Records from a collection of figures
+ + +

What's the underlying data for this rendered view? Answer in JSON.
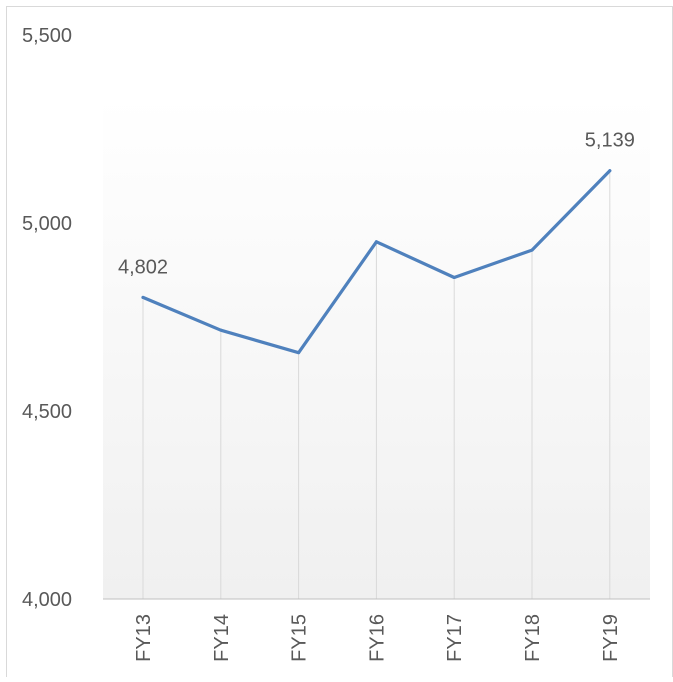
{
  "chart_data": {
    "type": "line",
    "title": "",
    "xlabel": "",
    "ylabel": "",
    "categories": [
      "FY13",
      "FY14",
      "FY15",
      "FY16",
      "FY17",
      "FY18",
      "FY19"
    ],
    "series": [
      {
        "values": [
          4802,
          4715,
          4655,
          4950,
          4855,
          4928,
          5139
        ]
      }
    ],
    "data_labels": {
      "FY13": "4,802",
      "FY19": "5,139"
    },
    "ylim": [
      4000,
      5500
    ],
    "yticks": [
      "4,000",
      "4,500",
      "5,000",
      "5,500"
    ],
    "ytick_values": [
      4000,
      4500,
      5000,
      5500
    ],
    "grid": "vertical",
    "legend": "none",
    "colors": {
      "line": "#4f81bd",
      "grid": "#d9d9d9",
      "axis": "#bfbfbf",
      "text": "#595959",
      "background_top": "#ffffff",
      "background_bottom": "#f0f0f0"
    }
  }
}
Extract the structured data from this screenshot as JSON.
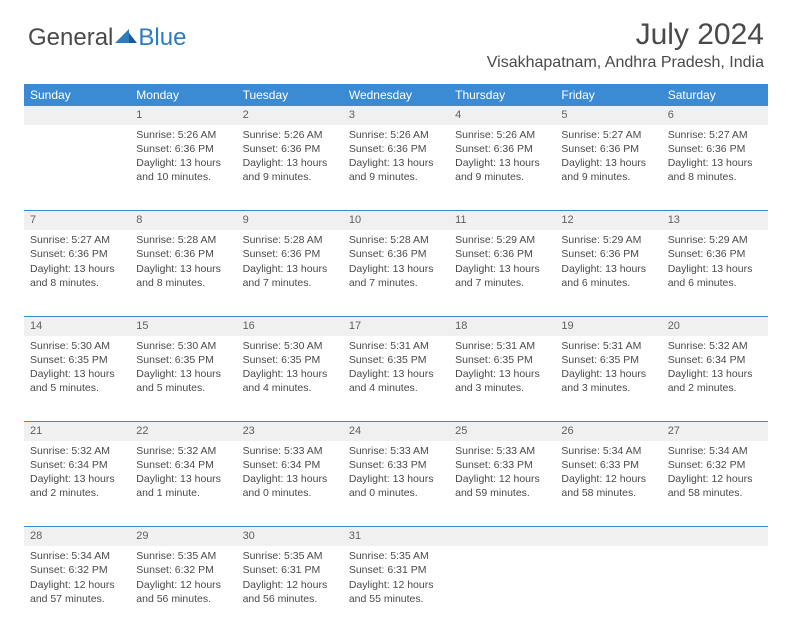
{
  "logo": {
    "text1": "General",
    "text2": "Blue"
  },
  "title": "July 2024",
  "location": "Visakhapatnam, Andhra Pradesh, India",
  "colors": {
    "header_bg": "#3b8bd4",
    "header_text": "#ffffff",
    "daynum_bg": "#f0f0f0",
    "row_divider": "#3b8bd4",
    "body_text": "#4a4a4a",
    "logo_gray": "#4a4a4a",
    "logo_blue": "#2e7cc0"
  },
  "weekdays": [
    "Sunday",
    "Monday",
    "Tuesday",
    "Wednesday",
    "Thursday",
    "Friday",
    "Saturday"
  ],
  "weeks": [
    {
      "nums": [
        "",
        "1",
        "2",
        "3",
        "4",
        "5",
        "6"
      ],
      "cells": [
        null,
        {
          "sunrise": "Sunrise: 5:26 AM",
          "sunset": "Sunset: 6:36 PM",
          "day1": "Daylight: 13 hours",
          "day2": "and 10 minutes."
        },
        {
          "sunrise": "Sunrise: 5:26 AM",
          "sunset": "Sunset: 6:36 PM",
          "day1": "Daylight: 13 hours",
          "day2": "and 9 minutes."
        },
        {
          "sunrise": "Sunrise: 5:26 AM",
          "sunset": "Sunset: 6:36 PM",
          "day1": "Daylight: 13 hours",
          "day2": "and 9 minutes."
        },
        {
          "sunrise": "Sunrise: 5:26 AM",
          "sunset": "Sunset: 6:36 PM",
          "day1": "Daylight: 13 hours",
          "day2": "and 9 minutes."
        },
        {
          "sunrise": "Sunrise: 5:27 AM",
          "sunset": "Sunset: 6:36 PM",
          "day1": "Daylight: 13 hours",
          "day2": "and 9 minutes."
        },
        {
          "sunrise": "Sunrise: 5:27 AM",
          "sunset": "Sunset: 6:36 PM",
          "day1": "Daylight: 13 hours",
          "day2": "and 8 minutes."
        }
      ]
    },
    {
      "nums": [
        "7",
        "8",
        "9",
        "10",
        "11",
        "12",
        "13"
      ],
      "cells": [
        {
          "sunrise": "Sunrise: 5:27 AM",
          "sunset": "Sunset: 6:36 PM",
          "day1": "Daylight: 13 hours",
          "day2": "and 8 minutes."
        },
        {
          "sunrise": "Sunrise: 5:28 AM",
          "sunset": "Sunset: 6:36 PM",
          "day1": "Daylight: 13 hours",
          "day2": "and 8 minutes."
        },
        {
          "sunrise": "Sunrise: 5:28 AM",
          "sunset": "Sunset: 6:36 PM",
          "day1": "Daylight: 13 hours",
          "day2": "and 7 minutes."
        },
        {
          "sunrise": "Sunrise: 5:28 AM",
          "sunset": "Sunset: 6:36 PM",
          "day1": "Daylight: 13 hours",
          "day2": "and 7 minutes."
        },
        {
          "sunrise": "Sunrise: 5:29 AM",
          "sunset": "Sunset: 6:36 PM",
          "day1": "Daylight: 13 hours",
          "day2": "and 7 minutes."
        },
        {
          "sunrise": "Sunrise: 5:29 AM",
          "sunset": "Sunset: 6:36 PM",
          "day1": "Daylight: 13 hours",
          "day2": "and 6 minutes."
        },
        {
          "sunrise": "Sunrise: 5:29 AM",
          "sunset": "Sunset: 6:36 PM",
          "day1": "Daylight: 13 hours",
          "day2": "and 6 minutes."
        }
      ]
    },
    {
      "nums": [
        "14",
        "15",
        "16",
        "17",
        "18",
        "19",
        "20"
      ],
      "cells": [
        {
          "sunrise": "Sunrise: 5:30 AM",
          "sunset": "Sunset: 6:35 PM",
          "day1": "Daylight: 13 hours",
          "day2": "and 5 minutes."
        },
        {
          "sunrise": "Sunrise: 5:30 AM",
          "sunset": "Sunset: 6:35 PM",
          "day1": "Daylight: 13 hours",
          "day2": "and 5 minutes."
        },
        {
          "sunrise": "Sunrise: 5:30 AM",
          "sunset": "Sunset: 6:35 PM",
          "day1": "Daylight: 13 hours",
          "day2": "and 4 minutes."
        },
        {
          "sunrise": "Sunrise: 5:31 AM",
          "sunset": "Sunset: 6:35 PM",
          "day1": "Daylight: 13 hours",
          "day2": "and 4 minutes."
        },
        {
          "sunrise": "Sunrise: 5:31 AM",
          "sunset": "Sunset: 6:35 PM",
          "day1": "Daylight: 13 hours",
          "day2": "and 3 minutes."
        },
        {
          "sunrise": "Sunrise: 5:31 AM",
          "sunset": "Sunset: 6:35 PM",
          "day1": "Daylight: 13 hours",
          "day2": "and 3 minutes."
        },
        {
          "sunrise": "Sunrise: 5:32 AM",
          "sunset": "Sunset: 6:34 PM",
          "day1": "Daylight: 13 hours",
          "day2": "and 2 minutes."
        }
      ]
    },
    {
      "nums": [
        "21",
        "22",
        "23",
        "24",
        "25",
        "26",
        "27"
      ],
      "cells": [
        {
          "sunrise": "Sunrise: 5:32 AM",
          "sunset": "Sunset: 6:34 PM",
          "day1": "Daylight: 13 hours",
          "day2": "and 2 minutes."
        },
        {
          "sunrise": "Sunrise: 5:32 AM",
          "sunset": "Sunset: 6:34 PM",
          "day1": "Daylight: 13 hours",
          "day2": "and 1 minute."
        },
        {
          "sunrise": "Sunrise: 5:33 AM",
          "sunset": "Sunset: 6:34 PM",
          "day1": "Daylight: 13 hours",
          "day2": "and 0 minutes."
        },
        {
          "sunrise": "Sunrise: 5:33 AM",
          "sunset": "Sunset: 6:33 PM",
          "day1": "Daylight: 13 hours",
          "day2": "and 0 minutes."
        },
        {
          "sunrise": "Sunrise: 5:33 AM",
          "sunset": "Sunset: 6:33 PM",
          "day1": "Daylight: 12 hours",
          "day2": "and 59 minutes."
        },
        {
          "sunrise": "Sunrise: 5:34 AM",
          "sunset": "Sunset: 6:33 PM",
          "day1": "Daylight: 12 hours",
          "day2": "and 58 minutes."
        },
        {
          "sunrise": "Sunrise: 5:34 AM",
          "sunset": "Sunset: 6:32 PM",
          "day1": "Daylight: 12 hours",
          "day2": "and 58 minutes."
        }
      ]
    },
    {
      "nums": [
        "28",
        "29",
        "30",
        "31",
        "",
        "",
        ""
      ],
      "cells": [
        {
          "sunrise": "Sunrise: 5:34 AM",
          "sunset": "Sunset: 6:32 PM",
          "day1": "Daylight: 12 hours",
          "day2": "and 57 minutes."
        },
        {
          "sunrise": "Sunrise: 5:35 AM",
          "sunset": "Sunset: 6:32 PM",
          "day1": "Daylight: 12 hours",
          "day2": "and 56 minutes."
        },
        {
          "sunrise": "Sunrise: 5:35 AM",
          "sunset": "Sunset: 6:31 PM",
          "day1": "Daylight: 12 hours",
          "day2": "and 56 minutes."
        },
        {
          "sunrise": "Sunrise: 5:35 AM",
          "sunset": "Sunset: 6:31 PM",
          "day1": "Daylight: 12 hours",
          "day2": "and 55 minutes."
        },
        null,
        null,
        null
      ]
    }
  ]
}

+ + +

■ **The request**
Tally the lines above containing "JSON". Answer with the count only.

■ **Full output**
2